Problem:
Scan the data below and pick out the lines containing the word "includeHtml".

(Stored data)
-.-.-

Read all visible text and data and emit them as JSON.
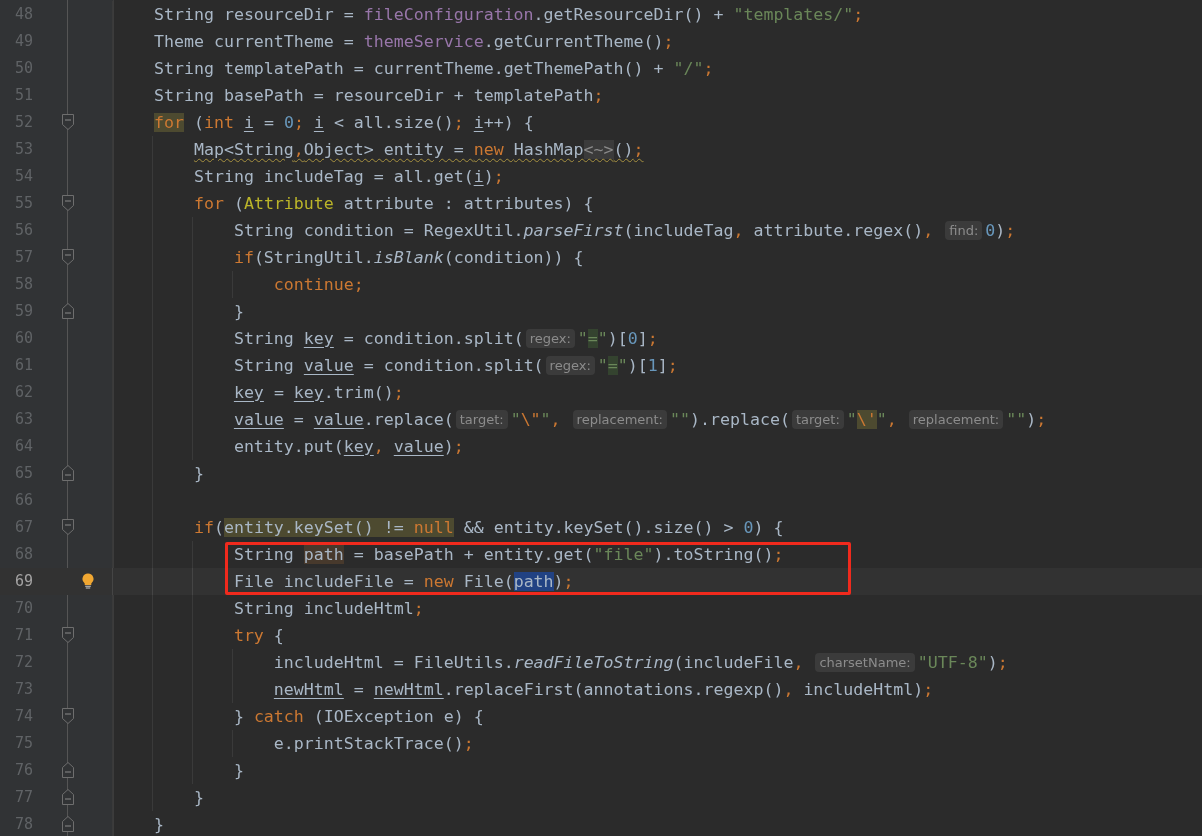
{
  "lines": [
    {
      "number": "48",
      "fold_open": false,
      "fold_close": false,
      "current": false,
      "boxed": false,
      "bulb": false,
      "tokens": [
        {
          "t": "    String resourceDir = ",
          "kind": "plain"
        },
        {
          "t": "fileConfiguration",
          "kind": "field"
        },
        {
          "t": ".getResourceDir() + ",
          "kind": "plain"
        },
        {
          "t": "\"templates/\"",
          "kind": "string"
        },
        {
          "t": ";",
          "kind": "keyword"
        }
      ]
    },
    {
      "number": "49",
      "fold_open": false,
      "fold_close": false,
      "current": false,
      "boxed": false,
      "bulb": false,
      "tokens": [
        {
          "t": "    Theme currentTheme = ",
          "kind": "plain"
        },
        {
          "t": "themeService",
          "kind": "field"
        },
        {
          "t": ".getCurrentTheme()",
          "kind": "plain"
        },
        {
          "t": ";",
          "kind": "keyword"
        }
      ]
    },
    {
      "number": "50",
      "fold_open": false,
      "fold_close": false,
      "current": false,
      "boxed": false,
      "bulb": false,
      "tokens": [
        {
          "t": "    String templatePath = currentTheme.getThemePath() + ",
          "kind": "plain"
        },
        {
          "t": "\"/\"",
          "kind": "string"
        },
        {
          "t": ";",
          "kind": "keyword"
        }
      ]
    },
    {
      "number": "51",
      "fold_open": false,
      "fold_close": false,
      "current": false,
      "boxed": false,
      "bulb": false,
      "tokens": [
        {
          "t": "    String basePath = resourceDir + templatePath",
          "kind": "plain"
        },
        {
          "t": ";",
          "kind": "keyword"
        }
      ]
    },
    {
      "number": "52",
      "fold_open": true,
      "fold_close": false,
      "current": false,
      "boxed": false,
      "bulb": false,
      "tokens": [
        {
          "t": "    for",
          "kind": "keyword_warn"
        },
        {
          "t": " (",
          "kind": "plain"
        },
        {
          "t": "int ",
          "kind": "keyword"
        },
        {
          "t": "i",
          "kind": "var"
        },
        {
          "t": " = ",
          "kind": "plain"
        },
        {
          "t": "0",
          "kind": "number"
        },
        {
          "t": "; ",
          "kind": "keyword"
        },
        {
          "t": "i",
          "kind": "var"
        },
        {
          "t": " < all.size()",
          "kind": "plain"
        },
        {
          "t": "; ",
          "kind": "keyword"
        },
        {
          "t": "i",
          "kind": "var"
        },
        {
          "t": "++) {",
          "kind": "plain"
        }
      ]
    },
    {
      "number": "53",
      "fold_open": false,
      "fold_close": false,
      "current": false,
      "boxed": false,
      "bulb": false,
      "tokens": [
        {
          "t": "        Map<String",
          "kind": "plain_wavy"
        },
        {
          "t": ",",
          "kind": "keyword_wavy"
        },
        {
          "t": "Object> entity = ",
          "kind": "plain_wavy"
        },
        {
          "t": "new ",
          "kind": "keyword_wavy"
        },
        {
          "t": "HashMap",
          "kind": "plain_wavy"
        },
        {
          "t": "<~>",
          "kind": "folded_wavy"
        },
        {
          "t": "()",
          "kind": "plain_wavy"
        },
        {
          "t": ";",
          "kind": "keyword_wavy"
        }
      ]
    },
    {
      "number": "54",
      "fold_open": false,
      "fold_close": false,
      "current": false,
      "boxed": false,
      "bulb": false,
      "tokens": [
        {
          "t": "        String includeTag = all.get(",
          "kind": "plain"
        },
        {
          "t": "i",
          "kind": "var"
        },
        {
          "t": ")",
          "kind": "plain"
        },
        {
          "t": ";",
          "kind": "keyword"
        }
      ]
    },
    {
      "number": "55",
      "fold_open": true,
      "fold_close": false,
      "current": false,
      "boxed": false,
      "bulb": false,
      "tokens": [
        {
          "t": "        for ",
          "kind": "keyword"
        },
        {
          "t": "(",
          "kind": "plain"
        },
        {
          "t": "Attribute",
          "kind": "class"
        },
        {
          "t": " attribute : attributes) {",
          "kind": "plain"
        }
      ]
    },
    {
      "number": "56",
      "fold_open": false,
      "fold_close": false,
      "current": false,
      "boxed": false,
      "bulb": false,
      "tokens": [
        {
          "t": "            String condition = RegexUtil.",
          "kind": "plain"
        },
        {
          "t": "parseFirst",
          "kind": "static"
        },
        {
          "t": "(includeTag",
          "kind": "plain"
        },
        {
          "t": ", ",
          "kind": "keyword"
        },
        {
          "t": "attribute.regex()",
          "kind": "plain"
        },
        {
          "t": ", ",
          "kind": "keyword"
        },
        {
          "t": "find:",
          "kind": "hint"
        },
        {
          "t": "0",
          "kind": "number"
        },
        {
          "t": ")",
          "kind": "plain"
        },
        {
          "t": ";",
          "kind": "keyword"
        }
      ]
    },
    {
      "number": "57",
      "fold_open": true,
      "fold_close": false,
      "current": false,
      "boxed": false,
      "bulb": false,
      "tokens": [
        {
          "t": "            if",
          "kind": "keyword"
        },
        {
          "t": "(StringUtil.",
          "kind": "plain"
        },
        {
          "t": "isBlank",
          "kind": "static"
        },
        {
          "t": "(condition)) {",
          "kind": "plain"
        }
      ]
    },
    {
      "number": "58",
      "fold_open": false,
      "fold_close": false,
      "current": false,
      "boxed": false,
      "bulb": false,
      "tokens": [
        {
          "t": "                continue",
          "kind": "keyword"
        },
        {
          "t": ";",
          "kind": "keyword"
        }
      ]
    },
    {
      "number": "59",
      "fold_open": false,
      "fold_close": true,
      "current": false,
      "boxed": false,
      "bulb": false,
      "tokens": [
        {
          "t": "            }",
          "kind": "plain"
        }
      ]
    },
    {
      "number": "60",
      "fold_open": false,
      "fold_close": false,
      "current": false,
      "boxed": false,
      "bulb": false,
      "tokens": [
        {
          "t": "            String ",
          "kind": "plain"
        },
        {
          "t": "key",
          "kind": "var"
        },
        {
          "t": " = condition.split(",
          "kind": "plain"
        },
        {
          "t": "regex:",
          "kind": "hint"
        },
        {
          "t": "\"",
          "kind": "string"
        },
        {
          "t": "=",
          "kind": "match"
        },
        {
          "t": "\"",
          "kind": "string"
        },
        {
          "t": ")[",
          "kind": "plain"
        },
        {
          "t": "0",
          "kind": "number"
        },
        {
          "t": "]",
          "kind": "plain"
        },
        {
          "t": ";",
          "kind": "keyword"
        }
      ]
    },
    {
      "number": "61",
      "fold_open": false,
      "fold_close": false,
      "current": false,
      "boxed": false,
      "bulb": false,
      "tokens": [
        {
          "t": "            String ",
          "kind": "plain"
        },
        {
          "t": "value",
          "kind": "var"
        },
        {
          "t": " = condition.split(",
          "kind": "plain"
        },
        {
          "t": "regex:",
          "kind": "hint"
        },
        {
          "t": "\"",
          "kind": "string"
        },
        {
          "t": "=",
          "kind": "match"
        },
        {
          "t": "\"",
          "kind": "string"
        },
        {
          "t": ")[",
          "kind": "plain"
        },
        {
          "t": "1",
          "kind": "number"
        },
        {
          "t": "]",
          "kind": "plain"
        },
        {
          "t": ";",
          "kind": "keyword"
        }
      ]
    },
    {
      "number": "62",
      "fold_open": false,
      "fold_close": false,
      "current": false,
      "boxed": false,
      "bulb": false,
      "tokens": [
        {
          "t": "            key",
          "kind": "var"
        },
        {
          "t": " = ",
          "kind": "plain"
        },
        {
          "t": "key",
          "kind": "var"
        },
        {
          "t": ".trim()",
          "kind": "plain"
        },
        {
          "t": ";",
          "kind": "keyword"
        }
      ]
    },
    {
      "number": "63",
      "fold_open": false,
      "fold_close": false,
      "current": false,
      "boxed": false,
      "bulb": false,
      "tokens": [
        {
          "t": "            value",
          "kind": "var"
        },
        {
          "t": " = ",
          "kind": "plain"
        },
        {
          "t": "value",
          "kind": "var"
        },
        {
          "t": ".replace(",
          "kind": "plain"
        },
        {
          "t": "target:",
          "kind": "hint"
        },
        {
          "t": "\"",
          "kind": "string"
        },
        {
          "t": "\\\"",
          "kind": "keyword"
        },
        {
          "t": "\"",
          "kind": "string"
        },
        {
          "t": ", ",
          "kind": "keyword"
        },
        {
          "t": "replacement:",
          "kind": "hint"
        },
        {
          "t": "\"\"",
          "kind": "string"
        },
        {
          "t": ").replace(",
          "kind": "plain"
        },
        {
          "t": "target:",
          "kind": "hint"
        },
        {
          "t": "\"",
          "kind": "string"
        },
        {
          "t": "\\'",
          "kind": "keyword_warn"
        },
        {
          "t": "\"",
          "kind": "string"
        },
        {
          "t": ", ",
          "kind": "keyword"
        },
        {
          "t": "replacement:",
          "kind": "hint"
        },
        {
          "t": "\"\"",
          "kind": "string"
        },
        {
          "t": ")",
          "kind": "plain"
        },
        {
          "t": ";",
          "kind": "keyword"
        }
      ]
    },
    {
      "number": "64",
      "fold_open": false,
      "fold_close": false,
      "current": false,
      "boxed": false,
      "bulb": false,
      "tokens": [
        {
          "t": "            entity.put(",
          "kind": "plain"
        },
        {
          "t": "key",
          "kind": "var"
        },
        {
          "t": ", ",
          "kind": "keyword"
        },
        {
          "t": "value",
          "kind": "var"
        },
        {
          "t": ")",
          "kind": "plain"
        },
        {
          "t": ";",
          "kind": "keyword"
        }
      ]
    },
    {
      "number": "65",
      "fold_open": false,
      "fold_close": true,
      "current": false,
      "boxed": false,
      "bulb": false,
      "tokens": [
        {
          "t": "        }",
          "kind": "plain"
        }
      ]
    },
    {
      "number": "66",
      "fold_open": false,
      "fold_close": false,
      "current": false,
      "boxed": false,
      "bulb": false
    },
    {
      "number": "67",
      "fold_open": true,
      "fold_close": false,
      "current": false,
      "boxed": false,
      "bulb": false,
      "tokens": [
        {
          "t": "        if",
          "kind": "keyword"
        },
        {
          "t": "(",
          "kind": "plain"
        },
        {
          "t": "entity.keySet() != ",
          "kind": "plain_warn"
        },
        {
          "t": "null",
          "kind": "keyword_warn"
        },
        {
          "t": " && entity.keySet().size() > ",
          "kind": "plain"
        },
        {
          "t": "0",
          "kind": "number"
        },
        {
          "t": ") {",
          "kind": "plain"
        }
      ]
    },
    {
      "number": "68",
      "fold_open": false,
      "fold_close": false,
      "current": false,
      "boxed": true,
      "bulb": false,
      "tokens": [
        {
          "t": "            String ",
          "kind": "plain"
        },
        {
          "t": "path",
          "kind": "write"
        },
        {
          "t": " = basePath + entity.get(",
          "kind": "plain"
        },
        {
          "t": "\"file\"",
          "kind": "string"
        },
        {
          "t": ").toString()",
          "kind": "plain"
        },
        {
          "t": ";",
          "kind": "keyword"
        }
      ]
    },
    {
      "number": "69",
      "fold_open": false,
      "fold_close": false,
      "current": true,
      "boxed": true,
      "bulb": true,
      "tokens": [
        {
          "t": "            File includeFile = ",
          "kind": "plain"
        },
        {
          "t": "new ",
          "kind": "keyword"
        },
        {
          "t": "File(",
          "kind": "plain"
        },
        {
          "t": "path",
          "kind": "read"
        },
        {
          "t": ")",
          "kind": "plain"
        },
        {
          "t": ";",
          "kind": "keyword"
        }
      ]
    },
    {
      "number": "70",
      "fold_open": false,
      "fold_close": false,
      "current": false,
      "boxed": false,
      "bulb": false,
      "tokens": [
        {
          "t": "            String includeHtml",
          "kind": "plain"
        },
        {
          "t": ";",
          "kind": "keyword"
        }
      ]
    },
    {
      "number": "71",
      "fold_open": true,
      "fold_close": false,
      "current": false,
      "boxed": false,
      "bulb": false,
      "tokens": [
        {
          "t": "            try ",
          "kind": "keyword"
        },
        {
          "t": "{",
          "kind": "plain"
        }
      ]
    },
    {
      "number": "72",
      "fold_open": false,
      "fold_close": false,
      "current": false,
      "boxed": false,
      "bulb": false,
      "tokens": [
        {
          "t": "                includeHtml = FileUtils.",
          "kind": "plain"
        },
        {
          "t": "readFileToString",
          "kind": "static"
        },
        {
          "t": "(includeFile",
          "kind": "plain"
        },
        {
          "t": ", ",
          "kind": "keyword"
        },
        {
          "t": "charsetName:",
          "kind": "hint"
        },
        {
          "t": "\"UTF-8\"",
          "kind": "string"
        },
        {
          "t": ")",
          "kind": "plain"
        },
        {
          "t": ";",
          "kind": "keyword"
        }
      ]
    },
    {
      "number": "73",
      "fold_open": false,
      "fold_close": false,
      "current": false,
      "boxed": false,
      "bulb": false,
      "tokens": [
        {
          "t": "                newHtml",
          "kind": "var"
        },
        {
          "t": " = ",
          "kind": "plain"
        },
        {
          "t": "newHtml",
          "kind": "var"
        },
        {
          "t": ".replaceFirst(annotations.regexp()",
          "kind": "plain"
        },
        {
          "t": ", ",
          "kind": "keyword"
        },
        {
          "t": "includeHtml)",
          "kind": "plain"
        },
        {
          "t": ";",
          "kind": "keyword"
        }
      ]
    },
    {
      "number": "74",
      "fold_open": true,
      "fold_close": false,
      "current": false,
      "boxed": false,
      "bulb": false,
      "tokens": [
        {
          "t": "            } ",
          "kind": "plain"
        },
        {
          "t": "catch ",
          "kind": "keyword"
        },
        {
          "t": "(IOException e) {",
          "kind": "plain"
        }
      ]
    },
    {
      "number": "75",
      "fold_open": false,
      "fold_close": false,
      "current": false,
      "boxed": false,
      "bulb": false,
      "tokens": [
        {
          "t": "                e.printStackTrace()",
          "kind": "plain"
        },
        {
          "t": ";",
          "kind": "keyword"
        }
      ]
    },
    {
      "number": "76",
      "fold_open": false,
      "fold_close": true,
      "current": false,
      "boxed": false,
      "bulb": false,
      "tokens": [
        {
          "t": "            }",
          "kind": "plain"
        }
      ]
    },
    {
      "number": "77",
      "fold_open": false,
      "fold_close": true,
      "current": false,
      "boxed": false,
      "bulb": false,
      "tokens": [
        {
          "t": "        }",
          "kind": "plain"
        }
      ]
    },
    {
      "number": "78",
      "fold_open": false,
      "fold_close": true,
      "current": false,
      "boxed": false,
      "bulb": false,
      "tokens": [
        {
          "t": "    }",
          "kind": "plain"
        }
      ]
    }
  ]
}
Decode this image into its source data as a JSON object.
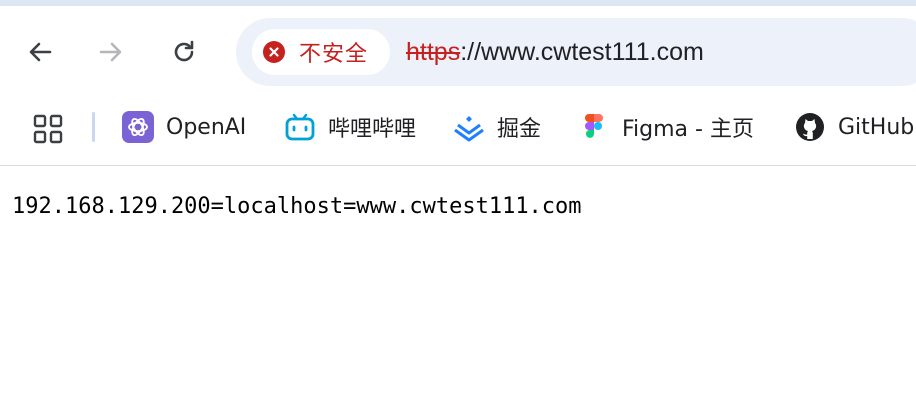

-.-.-

Result below:
          "t": "            String includeHtml",
          "t": "                includeHtml = FileUtils.",
          "t": "includeHtml)",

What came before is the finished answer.